**Instructions to follow:**
Every record here should be printed again exactly.

--- Start Provided records ---

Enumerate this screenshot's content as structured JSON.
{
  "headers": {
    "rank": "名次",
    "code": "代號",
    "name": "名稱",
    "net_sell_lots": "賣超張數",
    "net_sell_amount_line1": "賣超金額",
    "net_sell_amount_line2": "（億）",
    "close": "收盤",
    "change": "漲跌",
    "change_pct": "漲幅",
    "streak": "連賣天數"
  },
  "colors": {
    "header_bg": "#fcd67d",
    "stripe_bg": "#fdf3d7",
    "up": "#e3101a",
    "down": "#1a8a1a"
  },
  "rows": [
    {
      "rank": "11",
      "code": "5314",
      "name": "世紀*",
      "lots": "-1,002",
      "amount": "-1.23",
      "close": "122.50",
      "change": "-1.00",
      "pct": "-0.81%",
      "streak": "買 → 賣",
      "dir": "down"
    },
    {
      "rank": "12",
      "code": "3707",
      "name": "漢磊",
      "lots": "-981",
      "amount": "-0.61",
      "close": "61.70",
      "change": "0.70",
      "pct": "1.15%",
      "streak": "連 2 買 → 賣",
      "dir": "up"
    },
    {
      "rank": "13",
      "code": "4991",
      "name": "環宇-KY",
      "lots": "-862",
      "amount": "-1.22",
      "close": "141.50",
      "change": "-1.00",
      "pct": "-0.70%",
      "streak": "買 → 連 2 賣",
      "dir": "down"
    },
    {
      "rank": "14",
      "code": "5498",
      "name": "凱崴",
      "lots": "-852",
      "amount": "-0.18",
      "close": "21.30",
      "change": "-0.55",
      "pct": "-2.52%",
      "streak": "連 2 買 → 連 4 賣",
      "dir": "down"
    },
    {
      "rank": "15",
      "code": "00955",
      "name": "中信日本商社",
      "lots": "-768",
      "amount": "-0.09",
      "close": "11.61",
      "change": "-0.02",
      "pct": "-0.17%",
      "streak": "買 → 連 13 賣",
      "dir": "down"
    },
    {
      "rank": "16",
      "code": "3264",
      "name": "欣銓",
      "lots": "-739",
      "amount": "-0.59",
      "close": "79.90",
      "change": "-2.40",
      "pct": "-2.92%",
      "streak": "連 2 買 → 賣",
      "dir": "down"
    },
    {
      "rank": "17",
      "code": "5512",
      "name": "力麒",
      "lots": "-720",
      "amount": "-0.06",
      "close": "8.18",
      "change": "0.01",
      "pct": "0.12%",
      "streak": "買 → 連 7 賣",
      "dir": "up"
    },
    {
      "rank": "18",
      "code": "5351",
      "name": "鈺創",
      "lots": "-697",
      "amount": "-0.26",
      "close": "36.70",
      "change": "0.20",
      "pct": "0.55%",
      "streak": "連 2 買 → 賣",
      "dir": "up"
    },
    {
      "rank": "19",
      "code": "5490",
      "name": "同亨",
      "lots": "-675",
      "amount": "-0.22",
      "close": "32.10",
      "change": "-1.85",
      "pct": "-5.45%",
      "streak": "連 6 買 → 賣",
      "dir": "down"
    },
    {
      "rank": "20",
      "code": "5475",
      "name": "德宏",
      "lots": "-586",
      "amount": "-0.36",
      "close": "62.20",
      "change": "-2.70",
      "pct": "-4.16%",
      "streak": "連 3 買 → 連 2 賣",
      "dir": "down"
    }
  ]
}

--- End Provided records ---

**Answer below:**
Enumerate this screenshot's content as structured JSON.
{
  "headers": {
    "rank": "名次",
    "code": "代號",
    "name": "名稱",
    "net_sell_lots": "賣超張數",
    "net_sell_amount_line1": "賣超金額",
    "net_sell_amount_line2": "（億）",
    "close": "收盤",
    "change": "漲跌",
    "change_pct": "漲幅",
    "streak": "連賣天數"
  },
  "colors": {
    "header_bg": "#fcd67d",
    "stripe_bg": "#fdf3d7",
    "up": "#e3101a",
    "down": "#1a8a1a"
  },
  "rows": [
    {
      "rank": "11",
      "code": "5314",
      "name": "世紀*",
      "lots": "-1,002",
      "amount": "-1.23",
      "close": "122.50",
      "change": "-1.00",
      "pct": "-0.81%",
      "streak": "買 → 賣",
      "dir": "down"
    },
    {
      "rank": "12",
      "code": "3707",
      "name": "漢磊",
      "lots": "-981",
      "amount": "-0.61",
      "close": "61.70",
      "change": "0.70",
      "pct": "1.15%",
      "streak": "連 2 買 → 賣",
      "dir": "up"
    },
    {
      "rank": "13",
      "code": "4991",
      "name": "環宇-KY",
      "lots": "-862",
      "amount": "-1.22",
      "close": "141.50",
      "change": "-1.00",
      "pct": "-0.70%",
      "streak": "買 → 連 2 賣",
      "dir": "down"
    },
    {
      "rank": "14",
      "code": "5498",
      "name": "凱崴",
      "lots": "-852",
      "amount": "-0.18",
      "close": "21.30",
      "change": "-0.55",
      "pct": "-2.52%",
      "streak": "連 2 買 → 連 4 賣",
      "dir": "down"
    },
    {
      "rank": "15",
      "code": "00955",
      "name": "中信日本商社",
      "lots": "-768",
      "amount": "-0.09",
      "close": "11.61",
      "change": "-0.02",
      "pct": "-0.17%",
      "streak": "買 → 連 13 賣",
      "dir": "down"
    },
    {
      "rank": "16",
      "code": "3264",
      "name": "欣銓",
      "lots": "-739",
      "amount": "-0.59",
      "close": "79.90",
      "change": "-2.40",
      "pct": "-2.92%",
      "streak": "連 2 買 → 賣",
      "dir": "down"
    },
    {
      "rank": "17",
      "code": "5512",
      "name": "力麒",
      "lots": "-720",
      "amount": "-0.06",
      "close": "8.18",
      "change": "0.01",
      "pct": "0.12%",
      "streak": "買 → 連 7 賣",
      "dir": "up"
    },
    {
      "rank": "18",
      "code": "5351",
      "name": "鈺創",
      "lots": "-697",
      "amount": "-0.26",
      "close": "36.70",
      "change": "0.20",
      "pct": "0.55%",
      "streak": "連 2 買 → 賣",
      "dir": "up"
    },
    {
      "rank": "19",
      "code": "5490",
      "name": "同亨",
      "lots": "-675",
      "amount": "-0.22",
      "close": "32.10",
      "change": "-1.85",
      "pct": "-5.45%",
      "streak": "連 6 買 → 賣",
      "dir": "down"
    },
    {
      "rank": "20",
      "code": "5475",
      "name": "德宏",
      "lots": "-586",
      "amount": "-0.36",
      "close": "62.20",
      "change": "-2.70",
      "pct": "-4.16%",
      "streak": "連 3 買 → 連 2 賣",
      "dir": "down"
    }
  ]
}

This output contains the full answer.